— start —
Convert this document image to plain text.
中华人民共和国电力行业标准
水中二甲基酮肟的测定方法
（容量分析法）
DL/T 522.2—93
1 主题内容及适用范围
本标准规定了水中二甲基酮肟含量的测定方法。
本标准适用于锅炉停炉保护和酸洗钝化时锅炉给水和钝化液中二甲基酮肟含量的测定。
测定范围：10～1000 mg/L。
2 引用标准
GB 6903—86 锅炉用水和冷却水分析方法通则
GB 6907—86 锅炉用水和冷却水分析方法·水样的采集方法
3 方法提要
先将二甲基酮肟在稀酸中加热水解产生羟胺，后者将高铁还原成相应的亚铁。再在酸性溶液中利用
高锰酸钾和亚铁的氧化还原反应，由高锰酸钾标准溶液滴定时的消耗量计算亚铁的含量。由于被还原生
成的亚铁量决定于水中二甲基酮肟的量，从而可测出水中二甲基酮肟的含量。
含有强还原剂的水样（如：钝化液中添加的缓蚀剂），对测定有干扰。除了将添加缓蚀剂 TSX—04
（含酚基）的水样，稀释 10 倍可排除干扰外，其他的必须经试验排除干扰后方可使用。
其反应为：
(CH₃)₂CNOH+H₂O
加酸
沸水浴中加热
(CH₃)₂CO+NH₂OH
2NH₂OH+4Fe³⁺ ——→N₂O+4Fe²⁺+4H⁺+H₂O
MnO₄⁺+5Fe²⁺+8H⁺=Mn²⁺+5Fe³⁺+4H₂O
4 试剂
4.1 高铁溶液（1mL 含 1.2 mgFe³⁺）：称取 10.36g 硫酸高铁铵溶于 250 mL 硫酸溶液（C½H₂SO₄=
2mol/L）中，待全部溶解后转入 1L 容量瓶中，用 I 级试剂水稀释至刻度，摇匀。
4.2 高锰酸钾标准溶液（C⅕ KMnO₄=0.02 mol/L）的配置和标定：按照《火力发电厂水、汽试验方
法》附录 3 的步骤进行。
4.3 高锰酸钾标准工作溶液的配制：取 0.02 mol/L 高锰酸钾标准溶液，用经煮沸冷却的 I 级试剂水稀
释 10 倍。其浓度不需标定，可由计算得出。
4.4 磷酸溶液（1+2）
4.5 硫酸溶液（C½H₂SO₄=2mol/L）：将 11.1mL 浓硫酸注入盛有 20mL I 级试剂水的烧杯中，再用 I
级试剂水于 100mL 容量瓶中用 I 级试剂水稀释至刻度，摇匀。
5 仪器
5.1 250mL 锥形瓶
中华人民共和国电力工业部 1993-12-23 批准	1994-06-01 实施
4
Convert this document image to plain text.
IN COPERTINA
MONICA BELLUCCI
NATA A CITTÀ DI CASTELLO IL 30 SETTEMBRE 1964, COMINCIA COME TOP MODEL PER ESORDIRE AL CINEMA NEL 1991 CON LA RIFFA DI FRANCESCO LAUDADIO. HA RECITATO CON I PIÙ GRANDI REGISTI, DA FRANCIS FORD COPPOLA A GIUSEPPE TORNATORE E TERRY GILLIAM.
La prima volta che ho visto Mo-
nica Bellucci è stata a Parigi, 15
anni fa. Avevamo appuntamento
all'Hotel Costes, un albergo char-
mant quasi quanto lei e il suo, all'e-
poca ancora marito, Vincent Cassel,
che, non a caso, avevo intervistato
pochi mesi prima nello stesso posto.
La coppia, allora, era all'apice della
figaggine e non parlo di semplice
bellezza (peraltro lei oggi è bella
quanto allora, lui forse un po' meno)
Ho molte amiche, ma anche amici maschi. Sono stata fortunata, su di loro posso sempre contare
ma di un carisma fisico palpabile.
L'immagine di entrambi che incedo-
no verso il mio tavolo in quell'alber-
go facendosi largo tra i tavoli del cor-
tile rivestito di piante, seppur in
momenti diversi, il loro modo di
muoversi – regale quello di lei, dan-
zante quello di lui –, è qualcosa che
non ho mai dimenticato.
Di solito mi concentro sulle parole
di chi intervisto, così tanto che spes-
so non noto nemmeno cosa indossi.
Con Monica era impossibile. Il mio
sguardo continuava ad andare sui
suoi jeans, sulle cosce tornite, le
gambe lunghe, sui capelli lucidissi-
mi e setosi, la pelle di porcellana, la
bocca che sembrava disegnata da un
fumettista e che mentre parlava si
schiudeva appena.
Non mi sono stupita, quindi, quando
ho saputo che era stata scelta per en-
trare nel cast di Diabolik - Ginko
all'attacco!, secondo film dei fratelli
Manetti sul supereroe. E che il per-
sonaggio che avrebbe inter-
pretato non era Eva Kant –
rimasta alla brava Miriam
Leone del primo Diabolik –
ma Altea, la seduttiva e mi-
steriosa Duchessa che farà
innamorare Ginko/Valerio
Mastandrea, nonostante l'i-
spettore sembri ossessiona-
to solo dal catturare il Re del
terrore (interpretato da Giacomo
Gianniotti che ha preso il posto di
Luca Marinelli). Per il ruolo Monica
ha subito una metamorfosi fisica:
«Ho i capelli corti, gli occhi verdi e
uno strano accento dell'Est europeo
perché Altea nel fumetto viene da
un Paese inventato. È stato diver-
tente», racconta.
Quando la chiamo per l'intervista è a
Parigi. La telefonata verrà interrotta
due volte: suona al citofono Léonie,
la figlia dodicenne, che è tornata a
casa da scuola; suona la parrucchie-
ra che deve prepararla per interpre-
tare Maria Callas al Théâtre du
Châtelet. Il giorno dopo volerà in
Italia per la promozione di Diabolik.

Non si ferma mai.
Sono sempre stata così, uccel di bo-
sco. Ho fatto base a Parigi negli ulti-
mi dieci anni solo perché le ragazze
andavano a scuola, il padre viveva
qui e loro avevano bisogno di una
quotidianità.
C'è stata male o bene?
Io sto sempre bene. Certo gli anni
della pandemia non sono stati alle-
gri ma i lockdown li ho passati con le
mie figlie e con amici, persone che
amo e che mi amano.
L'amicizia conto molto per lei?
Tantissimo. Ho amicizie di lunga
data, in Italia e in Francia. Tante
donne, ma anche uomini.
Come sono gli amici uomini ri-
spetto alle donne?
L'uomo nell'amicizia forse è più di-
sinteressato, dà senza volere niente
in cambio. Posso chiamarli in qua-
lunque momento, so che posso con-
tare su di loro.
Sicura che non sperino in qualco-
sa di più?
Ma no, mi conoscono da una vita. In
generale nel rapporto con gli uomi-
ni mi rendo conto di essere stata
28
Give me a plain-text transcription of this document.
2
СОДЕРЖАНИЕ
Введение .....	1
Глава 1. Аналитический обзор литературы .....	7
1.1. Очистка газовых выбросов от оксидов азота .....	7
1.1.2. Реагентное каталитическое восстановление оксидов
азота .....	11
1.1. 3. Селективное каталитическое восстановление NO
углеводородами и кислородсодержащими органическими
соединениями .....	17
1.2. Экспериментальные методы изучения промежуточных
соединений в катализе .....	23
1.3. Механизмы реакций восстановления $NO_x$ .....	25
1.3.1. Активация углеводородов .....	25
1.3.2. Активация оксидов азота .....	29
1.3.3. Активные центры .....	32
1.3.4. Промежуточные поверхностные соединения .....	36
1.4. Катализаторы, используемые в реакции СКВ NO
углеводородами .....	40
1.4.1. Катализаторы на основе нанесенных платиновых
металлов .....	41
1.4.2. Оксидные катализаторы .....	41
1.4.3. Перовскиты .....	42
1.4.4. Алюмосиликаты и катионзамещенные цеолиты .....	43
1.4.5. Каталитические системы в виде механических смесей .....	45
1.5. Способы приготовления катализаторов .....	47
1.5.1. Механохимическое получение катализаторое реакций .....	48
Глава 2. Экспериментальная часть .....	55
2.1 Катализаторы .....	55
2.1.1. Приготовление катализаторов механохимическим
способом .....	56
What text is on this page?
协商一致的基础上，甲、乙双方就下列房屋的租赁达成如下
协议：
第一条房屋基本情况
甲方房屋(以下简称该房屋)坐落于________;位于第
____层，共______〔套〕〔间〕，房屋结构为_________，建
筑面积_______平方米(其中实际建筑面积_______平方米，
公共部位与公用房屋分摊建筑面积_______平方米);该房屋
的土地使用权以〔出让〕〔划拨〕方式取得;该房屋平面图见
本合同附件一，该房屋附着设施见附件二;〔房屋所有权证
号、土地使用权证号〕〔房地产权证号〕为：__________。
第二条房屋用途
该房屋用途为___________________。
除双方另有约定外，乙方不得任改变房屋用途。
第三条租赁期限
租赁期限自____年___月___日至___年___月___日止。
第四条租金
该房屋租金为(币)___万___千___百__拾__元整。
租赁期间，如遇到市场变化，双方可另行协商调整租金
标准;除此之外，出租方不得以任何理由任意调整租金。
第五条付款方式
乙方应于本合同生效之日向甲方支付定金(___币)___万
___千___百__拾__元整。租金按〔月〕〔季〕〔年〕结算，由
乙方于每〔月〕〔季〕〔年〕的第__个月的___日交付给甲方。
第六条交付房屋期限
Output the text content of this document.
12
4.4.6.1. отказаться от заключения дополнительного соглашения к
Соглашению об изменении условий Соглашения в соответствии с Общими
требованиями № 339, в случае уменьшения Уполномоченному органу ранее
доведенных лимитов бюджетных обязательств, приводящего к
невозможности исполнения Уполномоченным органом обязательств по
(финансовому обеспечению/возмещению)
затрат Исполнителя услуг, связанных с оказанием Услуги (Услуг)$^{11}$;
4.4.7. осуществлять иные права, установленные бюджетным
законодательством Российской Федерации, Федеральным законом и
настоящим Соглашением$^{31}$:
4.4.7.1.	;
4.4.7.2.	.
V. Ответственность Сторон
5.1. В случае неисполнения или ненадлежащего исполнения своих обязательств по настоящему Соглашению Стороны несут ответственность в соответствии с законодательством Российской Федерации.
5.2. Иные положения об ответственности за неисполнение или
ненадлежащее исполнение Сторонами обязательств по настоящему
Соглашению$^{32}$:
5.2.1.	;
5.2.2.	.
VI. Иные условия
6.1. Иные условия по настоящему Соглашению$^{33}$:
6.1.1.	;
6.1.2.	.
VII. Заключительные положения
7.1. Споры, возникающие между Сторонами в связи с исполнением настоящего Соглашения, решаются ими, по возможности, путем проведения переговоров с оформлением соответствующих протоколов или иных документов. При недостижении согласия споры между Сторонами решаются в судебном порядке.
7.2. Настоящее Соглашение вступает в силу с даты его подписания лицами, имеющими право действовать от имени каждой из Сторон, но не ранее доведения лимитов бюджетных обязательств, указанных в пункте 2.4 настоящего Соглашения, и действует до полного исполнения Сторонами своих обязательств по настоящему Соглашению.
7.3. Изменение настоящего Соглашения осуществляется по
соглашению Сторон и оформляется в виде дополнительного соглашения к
— end —
_PROBLEM DETAILS_. Every line that holds the word "настоящего" counts once; state the total number of such lines and nothing else.

_EXERCISE SOLUTION_. 3